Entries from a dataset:
════════════════

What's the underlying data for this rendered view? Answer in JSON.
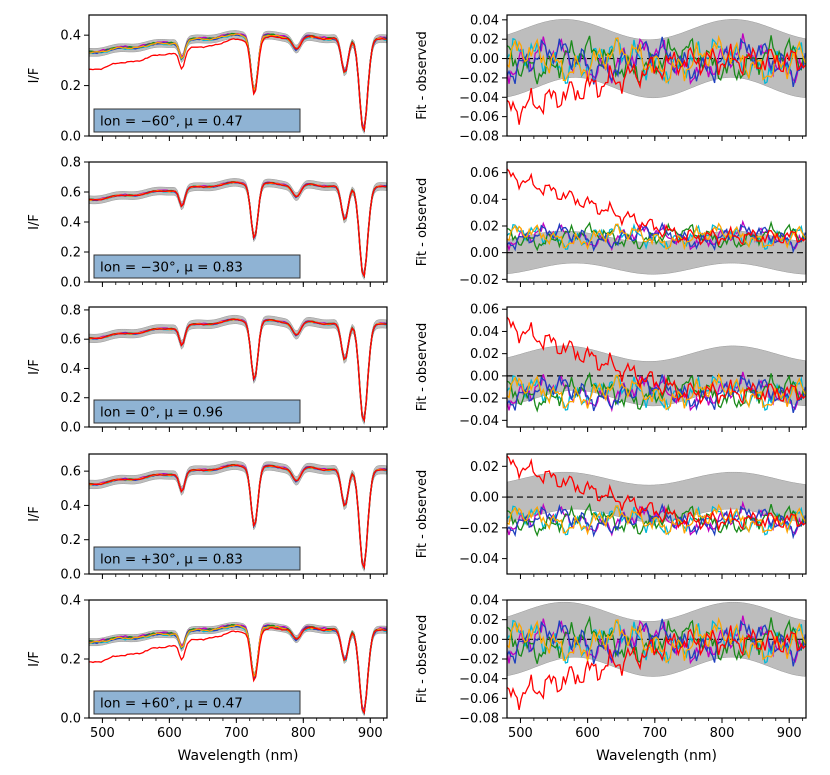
{
  "figure": {
    "xlabel": "Wavelength (nm)",
    "left_ylabel": "I/F",
    "right_ylabel": "Fit - observed",
    "x_ticks": [
      "500",
      "600",
      "700",
      "800",
      "900"
    ],
    "series_colors": {
      "observed": "#000000",
      "uncertainty_band": "#bdbdbd",
      "red_model": "#ff0000",
      "magenta_model": "#c000c0",
      "cyan_model": "#00b8d8",
      "green_model": "#1a8a1a",
      "blue_model": "#1f3fbf",
      "orange_model": "#ffa500"
    },
    "annotation_box_color": "#8fb3d4"
  },
  "chart_data": [
    {
      "type": "line",
      "panel": "spectrum",
      "row": 1,
      "annotation": "lon = −60°, μ = 0.47",
      "xlim": [
        480,
        925
      ],
      "ylim": [
        0.0,
        0.48
      ],
      "yticks": [
        "0.0",
        "0.2",
        "0.4"
      ],
      "ytick_values": [
        0.0,
        0.2,
        0.4
      ],
      "base_level": 0.4,
      "offset_model": -0.07
    },
    {
      "type": "line",
      "panel": "residual",
      "row": 1,
      "xlim": [
        480,
        925
      ],
      "ylim": [
        -0.08,
        0.045
      ],
      "yticks": [
        "0.04",
        "0.02",
        "0.00",
        "−0.02",
        "−0.04",
        "−0.06",
        "−0.08"
      ],
      "ytick_values": [
        0.04,
        0.02,
        0.0,
        -0.02,
        -0.04,
        -0.06,
        -0.08
      ],
      "band_halfwidth": 0.03,
      "model_offset": -0.002,
      "red_start": -0.055
    },
    {
      "type": "line",
      "panel": "spectrum",
      "row": 2,
      "annotation": "lon = −30°, μ = 0.83",
      "xlim": [
        480,
        925
      ],
      "ylim": [
        0.0,
        0.8
      ],
      "yticks": [
        "0.0",
        "0.2",
        "0.4",
        "0.6",
        "0.8"
      ],
      "ytick_values": [
        0.0,
        0.2,
        0.4,
        0.6,
        0.8
      ],
      "base_level": 0.66,
      "offset_model": 0.0
    },
    {
      "type": "line",
      "panel": "residual",
      "row": 2,
      "xlim": [
        480,
        925
      ],
      "ylim": [
        -0.022,
        0.068
      ],
      "yticks": [
        "0.06",
        "0.04",
        "0.02",
        "0.00",
        "−0.02"
      ],
      "ytick_values": [
        0.06,
        0.04,
        0.02,
        0.0,
        -0.02
      ],
      "band_halfwidth": 0.012,
      "model_offset": 0.012,
      "red_start": 0.058
    },
    {
      "type": "line",
      "panel": "spectrum",
      "row": 3,
      "annotation": "lon = 0°, μ = 0.96",
      "xlim": [
        480,
        925
      ],
      "ylim": [
        0.0,
        0.82
      ],
      "yticks": [
        "0.0",
        "0.2",
        "0.4",
        "0.6",
        "0.8"
      ],
      "ytick_values": [
        0.0,
        0.2,
        0.4,
        0.6,
        0.8
      ],
      "base_level": 0.73,
      "offset_model": 0.0
    },
    {
      "type": "line",
      "panel": "residual",
      "row": 3,
      "xlim": [
        480,
        925
      ],
      "ylim": [
        -0.046,
        0.062
      ],
      "yticks": [
        "0.06",
        "0.04",
        "0.02",
        "0.00",
        "−0.02",
        "−0.04"
      ],
      "ytick_values": [
        0.06,
        0.04,
        0.02,
        0.0,
        -0.02,
        -0.04
      ],
      "band_halfwidth": 0.02,
      "model_offset": -0.015,
      "red_start": 0.045
    },
    {
      "type": "line",
      "panel": "spectrum",
      "row": 4,
      "annotation": "lon = +30°, μ = 0.83",
      "xlim": [
        480,
        925
      ],
      "ylim": [
        0.0,
        0.7
      ],
      "yticks": [
        "0.0",
        "0.2",
        "0.4",
        "0.6"
      ],
      "ytick_values": [
        0.0,
        0.2,
        0.4,
        0.6
      ],
      "base_level": 0.63,
      "offset_model": 0.0
    },
    {
      "type": "line",
      "panel": "residual",
      "row": 4,
      "xlim": [
        480,
        925
      ],
      "ylim": [
        -0.05,
        0.028
      ],
      "yticks": [
        "0.02",
        "0.00",
        "−0.02",
        "−0.04"
      ],
      "ytick_values": [
        0.02,
        0.0,
        -0.02,
        -0.04
      ],
      "band_halfwidth": 0.012,
      "model_offset": -0.015,
      "red_start": 0.022
    },
    {
      "type": "line",
      "panel": "spectrum",
      "row": 5,
      "annotation": "lon = +60°, μ = 0.47",
      "xlim": [
        480,
        925
      ],
      "ylim": [
        0.0,
        0.4
      ],
      "yticks": [
        "0.0",
        "0.2",
        "0.4"
      ],
      "ytick_values": [
        0.0,
        0.2,
        0.4
      ],
      "base_level": 0.31,
      "offset_model": -0.07
    },
    {
      "type": "line",
      "panel": "residual",
      "row": 5,
      "xlim": [
        480,
        925
      ],
      "ylim": [
        -0.08,
        0.04
      ],
      "yticks": [
        "0.04",
        "0.02",
        "0.00",
        "−0.02",
        "−0.04",
        "−0.06",
        "−0.08"
      ],
      "ytick_values": [
        0.04,
        0.02,
        0.0,
        -0.02,
        -0.04,
        -0.06,
        -0.08
      ],
      "band_halfwidth": 0.028,
      "model_offset": -0.002,
      "red_start": -0.06
    }
  ]
}
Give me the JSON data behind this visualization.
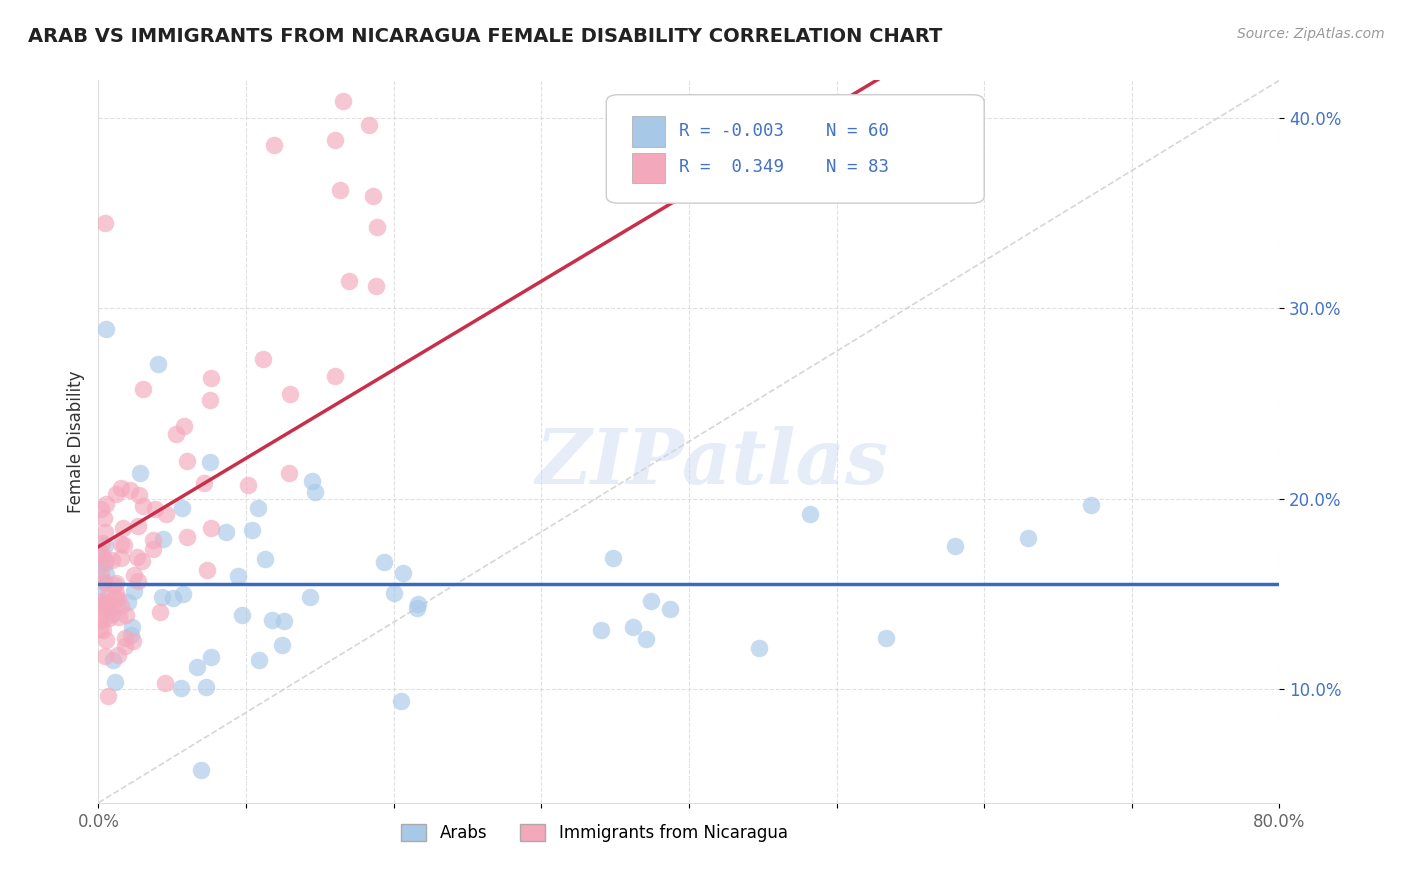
{
  "title": "ARAB VS IMMIGRANTS FROM NICARAGUA FEMALE DISABILITY CORRELATION CHART",
  "source": "Source: ZipAtlas.com",
  "ylabel": "Female Disability",
  "xlim": [
    0,
    0.8
  ],
  "ylim": [
    0.04,
    0.42
  ],
  "xticks": [
    0.0,
    0.1,
    0.2,
    0.3,
    0.4,
    0.5,
    0.6,
    0.7,
    0.8
  ],
  "xticklabels": [
    "0.0%",
    "",
    "",
    "",
    "",
    "",
    "",
    "",
    "80.0%"
  ],
  "yticks": [
    0.1,
    0.2,
    0.3,
    0.4
  ],
  "yticklabels": [
    "10.0%",
    "20.0%",
    "30.0%",
    "40.0%"
  ],
  "arab_color": "#a8c8e8",
  "nicaragua_color": "#f4a8bc",
  "arab_line_color": "#3a6abf",
  "nicaragua_line_color": "#c8304a",
  "R_arab": -0.003,
  "N_arab": 60,
  "R_nicaragua": 0.349,
  "N_nicaragua": 83,
  "watermark": "ZIPatlas",
  "background_color": "#ffffff",
  "grid_color": "#cccccc",
  "diag_line_color": "#cccccc"
}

════════════════

» **SHORT PROBLEM**
From the material, report only how many lines include the word "this".

» **REPLY**
2